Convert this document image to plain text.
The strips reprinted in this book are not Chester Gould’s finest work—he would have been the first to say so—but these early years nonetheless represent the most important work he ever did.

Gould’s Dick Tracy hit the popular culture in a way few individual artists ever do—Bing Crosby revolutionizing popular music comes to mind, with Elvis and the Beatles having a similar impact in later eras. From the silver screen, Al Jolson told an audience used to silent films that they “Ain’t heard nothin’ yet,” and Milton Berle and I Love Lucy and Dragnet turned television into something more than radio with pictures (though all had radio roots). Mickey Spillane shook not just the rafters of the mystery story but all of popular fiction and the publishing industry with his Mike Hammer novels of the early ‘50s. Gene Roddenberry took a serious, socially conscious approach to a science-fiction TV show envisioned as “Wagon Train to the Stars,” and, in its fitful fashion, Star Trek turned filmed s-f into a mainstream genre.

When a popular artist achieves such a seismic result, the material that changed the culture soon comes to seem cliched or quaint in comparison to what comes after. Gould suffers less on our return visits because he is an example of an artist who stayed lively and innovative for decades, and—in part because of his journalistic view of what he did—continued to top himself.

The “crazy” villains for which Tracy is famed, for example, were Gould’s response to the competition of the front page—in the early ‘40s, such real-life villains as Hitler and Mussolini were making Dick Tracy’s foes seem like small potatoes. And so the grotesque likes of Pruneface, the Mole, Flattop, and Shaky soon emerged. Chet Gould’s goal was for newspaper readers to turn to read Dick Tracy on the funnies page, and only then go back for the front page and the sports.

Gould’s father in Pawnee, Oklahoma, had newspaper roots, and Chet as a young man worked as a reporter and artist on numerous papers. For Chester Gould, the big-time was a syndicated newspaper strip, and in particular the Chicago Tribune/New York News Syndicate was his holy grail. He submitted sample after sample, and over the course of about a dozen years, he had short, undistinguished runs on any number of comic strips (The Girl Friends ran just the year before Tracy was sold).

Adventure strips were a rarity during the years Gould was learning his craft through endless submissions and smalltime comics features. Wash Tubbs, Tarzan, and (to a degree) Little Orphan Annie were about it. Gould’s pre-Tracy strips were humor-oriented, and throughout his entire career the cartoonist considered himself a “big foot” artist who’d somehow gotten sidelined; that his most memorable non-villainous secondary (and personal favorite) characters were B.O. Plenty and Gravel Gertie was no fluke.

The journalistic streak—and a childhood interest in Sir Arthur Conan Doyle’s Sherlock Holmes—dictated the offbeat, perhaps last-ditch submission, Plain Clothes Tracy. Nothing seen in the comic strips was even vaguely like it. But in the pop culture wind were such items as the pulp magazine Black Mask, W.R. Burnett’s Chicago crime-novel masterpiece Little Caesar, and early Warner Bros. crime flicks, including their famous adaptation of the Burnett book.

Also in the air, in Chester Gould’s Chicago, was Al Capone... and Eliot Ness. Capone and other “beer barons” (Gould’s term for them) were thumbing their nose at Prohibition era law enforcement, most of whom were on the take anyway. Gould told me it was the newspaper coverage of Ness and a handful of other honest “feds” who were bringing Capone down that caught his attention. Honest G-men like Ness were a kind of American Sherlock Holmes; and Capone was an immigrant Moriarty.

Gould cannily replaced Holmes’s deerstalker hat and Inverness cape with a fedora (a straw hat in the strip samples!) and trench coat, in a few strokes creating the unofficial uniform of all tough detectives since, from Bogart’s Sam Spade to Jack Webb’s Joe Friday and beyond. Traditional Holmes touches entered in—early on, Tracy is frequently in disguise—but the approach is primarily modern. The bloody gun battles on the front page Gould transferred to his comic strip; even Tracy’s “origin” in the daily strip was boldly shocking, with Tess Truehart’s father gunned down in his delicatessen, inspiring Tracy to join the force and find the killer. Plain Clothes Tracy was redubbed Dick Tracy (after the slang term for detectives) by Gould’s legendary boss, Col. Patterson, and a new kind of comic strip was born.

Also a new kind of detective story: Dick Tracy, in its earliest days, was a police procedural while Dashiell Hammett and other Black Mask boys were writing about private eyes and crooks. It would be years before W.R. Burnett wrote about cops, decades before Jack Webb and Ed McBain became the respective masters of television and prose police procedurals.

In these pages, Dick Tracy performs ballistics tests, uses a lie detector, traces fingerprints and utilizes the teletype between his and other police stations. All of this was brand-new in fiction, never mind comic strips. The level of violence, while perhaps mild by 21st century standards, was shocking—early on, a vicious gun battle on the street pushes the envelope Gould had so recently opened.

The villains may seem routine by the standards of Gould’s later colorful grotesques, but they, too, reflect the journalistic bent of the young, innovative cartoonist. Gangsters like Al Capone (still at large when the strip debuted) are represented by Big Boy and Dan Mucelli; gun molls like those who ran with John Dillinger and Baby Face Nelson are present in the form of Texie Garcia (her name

==================================================

# TASK OBJECTIVE
Using the records above, gather all lines where the string "Little" is present.

# YOUR SOLUTION
Adventure strips were a rarity during the years Gould was learning his craft through endless submissions and smalltime comics features. Wash Tubbs, Tarzan, and (to a degree) Little Orphan Annie were about it. Gould’s pre-Tracy strips were humor-oriented, and throughout his entire career the cartoonist considered himself a “big foot” artist who’d somehow gotten sidelined; that his most memorable non-villainous secondary (and personal favorite) characters were B.O. Plenty and Gravel Gertie was no fluke.
The journalistic streak—and a childhood interest in Sir Arthur Conan Doyle’s Sherlock Holmes—dictated the offbeat, perhaps last-ditch submission, Plain Clothes Tracy. Nothing seen in the comic strips was even vaguely like it. But in the pop culture wind were such items as the pulp magazine Black Mask, W.R. Burnett’s Chicago crime-novel masterpiece Little Caesar, and early Warner Bros. crime flicks, including their famous adaptation of the Burnett book.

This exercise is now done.